▸ **Task brief**:
Below are some entries; can you quote all of them exactly?
start Task input
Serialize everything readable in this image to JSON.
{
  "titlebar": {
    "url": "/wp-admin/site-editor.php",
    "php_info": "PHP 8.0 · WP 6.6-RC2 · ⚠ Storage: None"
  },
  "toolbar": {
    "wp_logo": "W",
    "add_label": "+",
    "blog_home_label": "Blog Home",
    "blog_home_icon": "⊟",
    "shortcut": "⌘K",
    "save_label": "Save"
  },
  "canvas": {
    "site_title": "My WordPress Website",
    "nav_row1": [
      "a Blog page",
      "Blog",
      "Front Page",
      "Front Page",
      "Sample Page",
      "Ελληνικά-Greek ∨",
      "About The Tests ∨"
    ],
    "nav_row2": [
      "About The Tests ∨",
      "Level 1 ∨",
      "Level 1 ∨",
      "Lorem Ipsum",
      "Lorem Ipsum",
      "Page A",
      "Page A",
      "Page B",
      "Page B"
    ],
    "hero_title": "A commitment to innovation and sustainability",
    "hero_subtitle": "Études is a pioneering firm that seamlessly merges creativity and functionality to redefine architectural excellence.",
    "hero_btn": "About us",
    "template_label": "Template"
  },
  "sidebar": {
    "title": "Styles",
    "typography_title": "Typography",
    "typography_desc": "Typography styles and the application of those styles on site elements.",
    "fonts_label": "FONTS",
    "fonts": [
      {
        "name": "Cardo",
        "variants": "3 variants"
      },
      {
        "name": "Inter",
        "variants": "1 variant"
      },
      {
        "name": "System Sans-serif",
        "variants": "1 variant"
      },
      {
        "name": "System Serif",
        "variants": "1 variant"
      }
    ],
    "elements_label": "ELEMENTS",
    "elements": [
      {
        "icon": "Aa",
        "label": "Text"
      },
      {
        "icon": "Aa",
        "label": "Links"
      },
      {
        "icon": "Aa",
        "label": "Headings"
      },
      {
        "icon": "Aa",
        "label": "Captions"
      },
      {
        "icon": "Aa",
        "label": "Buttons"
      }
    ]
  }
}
end Task input
▸ **Result**:
Serialize everything readable in this image to JSON.
{
  "titlebar": {
    "url": "/wp-admin/site-editor.php",
    "php_info": "PHP 8.0 · WP 6.6-RC2 · ⚠ Storage: None"
  },
  "toolbar": {
    "wp_logo": "W",
    "add_label": "+",
    "blog_home_label": "Blog Home",
    "blog_home_icon": "⊟",
    "shortcut": "⌘K",
    "save_label": "Save"
  },
  "canvas": {
    "site_title": "My WordPress Website",
    "nav_row1": [
      "a Blog page",
      "Blog",
      "Front Page",
      "Front Page",
      "Sample Page",
      "Ελληνικά-Greek ∨",
      "About The Tests ∨"
    ],
    "nav_row2": [
      "About The Tests ∨",
      "Level 1 ∨",
      "Level 1 ∨",
      "Lorem Ipsum",
      "Lorem Ipsum",
      "Page A",
      "Page A",
      "Page B",
      "Page B"
    ],
    "hero_title": "A commitment to innovation and sustainability",
    "hero_subtitle": "Études is a pioneering firm that seamlessly merges creativity and functionality to redefine architectural excellence.",
    "hero_btn": "About us",
    "template_label": "Template"
  },
  "sidebar": {
    "title": "Styles",
    "typography_title": "Typography",
    "typography_desc": "Typography styles and the application of those styles on site elements.",
    "fonts_label": "FONTS",
    "fonts": [
      {
        "name": "Cardo",
        "variants": "3 variants"
      },
      {
        "name": "Inter",
        "variants": "1 variant"
      },
      {
        "name": "System Sans-serif",
        "variants": "1 variant"
      },
      {
        "name": "System Serif",
        "variants": "1 variant"
      }
    ],
    "elements_label": "ELEMENTS",
    "elements": [
      {
        "icon": "Aa",
        "label": "Text"
      },
      {
        "icon": "Aa",
        "label": "Links"
      },
      {
        "icon": "Aa",
        "label": "Headings"
      },
      {
        "icon": "Aa",
        "label": "Captions"
      },
      {
        "icon": "Aa",
        "label": "Buttons"
      }
    ]
  }
}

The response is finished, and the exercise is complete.